Retype each record shown below, leaving every character as it is.

** BEGIN Source data **

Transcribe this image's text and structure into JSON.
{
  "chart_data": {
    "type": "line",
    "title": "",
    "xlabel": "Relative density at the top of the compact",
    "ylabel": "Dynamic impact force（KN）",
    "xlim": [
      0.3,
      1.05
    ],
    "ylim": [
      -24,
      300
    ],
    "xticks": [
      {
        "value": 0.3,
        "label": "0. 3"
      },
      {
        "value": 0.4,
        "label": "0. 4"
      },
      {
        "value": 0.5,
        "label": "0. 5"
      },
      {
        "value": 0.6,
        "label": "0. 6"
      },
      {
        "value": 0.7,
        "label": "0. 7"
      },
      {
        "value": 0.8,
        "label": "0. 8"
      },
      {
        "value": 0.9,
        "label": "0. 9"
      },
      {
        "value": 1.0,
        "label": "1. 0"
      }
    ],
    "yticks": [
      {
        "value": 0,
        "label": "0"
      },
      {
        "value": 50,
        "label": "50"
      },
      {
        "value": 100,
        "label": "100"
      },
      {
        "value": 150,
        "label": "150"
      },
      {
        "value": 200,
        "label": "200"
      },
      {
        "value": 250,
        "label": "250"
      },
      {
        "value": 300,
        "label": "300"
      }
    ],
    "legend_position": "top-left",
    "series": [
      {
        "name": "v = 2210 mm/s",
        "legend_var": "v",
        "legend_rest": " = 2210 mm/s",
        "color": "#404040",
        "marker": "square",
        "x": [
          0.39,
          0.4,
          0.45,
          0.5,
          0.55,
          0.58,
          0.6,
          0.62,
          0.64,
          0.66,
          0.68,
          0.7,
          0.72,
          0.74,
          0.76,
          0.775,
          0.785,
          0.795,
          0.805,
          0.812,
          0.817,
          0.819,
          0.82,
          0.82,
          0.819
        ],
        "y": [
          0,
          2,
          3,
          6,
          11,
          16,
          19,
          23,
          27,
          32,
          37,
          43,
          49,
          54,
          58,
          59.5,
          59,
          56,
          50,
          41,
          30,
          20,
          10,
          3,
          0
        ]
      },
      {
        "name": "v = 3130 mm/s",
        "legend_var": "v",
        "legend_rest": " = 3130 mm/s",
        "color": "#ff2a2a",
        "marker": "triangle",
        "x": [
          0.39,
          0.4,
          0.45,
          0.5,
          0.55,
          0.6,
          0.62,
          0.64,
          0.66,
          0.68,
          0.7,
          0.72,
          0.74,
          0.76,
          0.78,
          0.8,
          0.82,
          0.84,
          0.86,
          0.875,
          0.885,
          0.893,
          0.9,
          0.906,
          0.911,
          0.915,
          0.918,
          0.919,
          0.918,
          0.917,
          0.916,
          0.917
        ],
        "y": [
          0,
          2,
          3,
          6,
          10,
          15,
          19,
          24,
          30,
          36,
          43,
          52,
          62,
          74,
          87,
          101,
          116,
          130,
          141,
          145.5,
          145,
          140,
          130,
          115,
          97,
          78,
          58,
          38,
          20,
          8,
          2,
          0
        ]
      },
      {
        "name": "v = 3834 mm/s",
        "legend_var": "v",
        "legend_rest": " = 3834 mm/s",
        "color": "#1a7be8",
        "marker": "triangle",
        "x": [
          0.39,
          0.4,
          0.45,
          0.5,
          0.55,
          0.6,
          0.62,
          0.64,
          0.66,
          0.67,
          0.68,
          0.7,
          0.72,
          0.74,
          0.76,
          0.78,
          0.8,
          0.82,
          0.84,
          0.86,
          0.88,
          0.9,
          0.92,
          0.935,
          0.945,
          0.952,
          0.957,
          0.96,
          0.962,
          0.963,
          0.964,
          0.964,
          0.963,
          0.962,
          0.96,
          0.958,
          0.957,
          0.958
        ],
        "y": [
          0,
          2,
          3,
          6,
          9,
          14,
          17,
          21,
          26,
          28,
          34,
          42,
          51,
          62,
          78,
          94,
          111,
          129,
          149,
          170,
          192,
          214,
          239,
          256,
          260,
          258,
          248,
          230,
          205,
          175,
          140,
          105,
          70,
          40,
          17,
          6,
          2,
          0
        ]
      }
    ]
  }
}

** END Source data **

■ Exercise response
Transcribe this image's text and structure into JSON.
{
  "chart_data": {
    "type": "line",
    "title": "",
    "xlabel": "Relative density at the top of the compact",
    "ylabel": "Dynamic impact force（KN）",
    "xlim": [
      0.3,
      1.05
    ],
    "ylim": [
      -24,
      300
    ],
    "xticks": [
      {
        "value": 0.3,
        "label": "0. 3"
      },
      {
        "value": 0.4,
        "label": "0. 4"
      },
      {
        "value": 0.5,
        "label": "0. 5"
      },
      {
        "value": 0.6,
        "label": "0. 6"
      },
      {
        "value": 0.7,
        "label": "0. 7"
      },
      {
        "value": 0.8,
        "label": "0. 8"
      },
      {
        "value": 0.9,
        "label": "0. 9"
      },
      {
        "value": 1.0,
        "label": "1. 0"
      }
    ],
    "yticks": [
      {
        "value": 0,
        "label": "0"
      },
      {
        "value": 50,
        "label": "50"
      },
      {
        "value": 100,
        "label": "100"
      },
      {
        "value": 150,
        "label": "150"
      },
      {
        "value": 200,
        "label": "200"
      },
      {
        "value": 250,
        "label": "250"
      },
      {
        "value": 300,
        "label": "300"
      }
    ],
    "legend_position": "top-left",
    "series": [
      {
        "name": "v = 2210 mm/s",
        "legend_var": "v",
        "legend_rest": " = 2210 mm/s",
        "color": "#404040",
        "marker": "square",
        "x": [
          0.39,
          0.4,
          0.45,
          0.5,
          0.55,
          0.58,
          0.6,
          0.62,
          0.64,
          0.66,
          0.68,
          0.7,
          0.72,
          0.74,
          0.76,
          0.775,
          0.785,
          0.795,
          0.805,
          0.812,
          0.817,
          0.819,
          0.82,
          0.82,
          0.819
        ],
        "y": [
          0,
          2,
          3,
          6,
          11,
          16,
          19,
          23,
          27,
          32,
          37,
          43,
          49,
          54,
          58,
          59.5,
          59,
          56,
          50,
          41,
          30,
          20,
          10,
          3,
          0
        ]
      },
      {
        "name": "v = 3130 mm/s",
        "legend_var": "v",
        "legend_rest": " = 3130 mm/s",
        "color": "#ff2a2a",
        "marker": "triangle",
        "x": [
          0.39,
          0.4,
          0.45,
          0.5,
          0.55,
          0.6,
          0.62,
          0.64,
          0.66,
          0.68,
          0.7,
          0.72,
          0.74,
          0.76,
          0.78,
          0.8,
          0.82,
          0.84,
          0.86,
          0.875,
          0.885,
          0.893,
          0.9,
          0.906,
          0.911,
          0.915,
          0.918,
          0.919,
          0.918,
          0.917,
          0.916,
          0.917
        ],
        "y": [
          0,
          2,
          3,
          6,
          10,
          15,
          19,
          24,
          30,
          36,
          43,
          52,
          62,
          74,
          87,
          101,
          116,
          130,
          141,
          145.5,
          145,
          140,
          130,
          115,
          97,
          78,
          58,
          38,
          20,
          8,
          2,
          0
        ]
      },
      {
        "name": "v = 3834 mm/s",
        "legend_var": "v",
        "legend_rest": " = 3834 mm/s",
        "color": "#1a7be8",
        "marker": "triangle",
        "x": [
          0.39,
          0.4,
          0.45,
          0.5,
          0.55,
          0.6,
          0.62,
          0.64,
          0.66,
          0.67,
          0.68,
          0.7,
          0.72,
          0.74,
          0.76,
          0.78,
          0.8,
          0.82,
          0.84,
          0.86,
          0.88,
          0.9,
          0.92,
          0.935,
          0.945,
          0.952,
          0.957,
          0.96,
          0.962,
          0.963,
          0.964,
          0.964,
          0.963,
          0.962,
          0.96,
          0.958,
          0.957,
          0.958
        ],
        "y": [
          0,
          2,
          3,
          6,
          9,
          14,
          17,
          21,
          26,
          28,
          34,
          42,
          51,
          62,
          78,
          94,
          111,
          129,
          149,
          170,
          192,
          214,
          239,
          256,
          260,
          258,
          248,
          230,
          205,
          175,
          140,
          105,
          70,
          40,
          17,
          6,
          2,
          0
        ]
      }
    ]
  }
}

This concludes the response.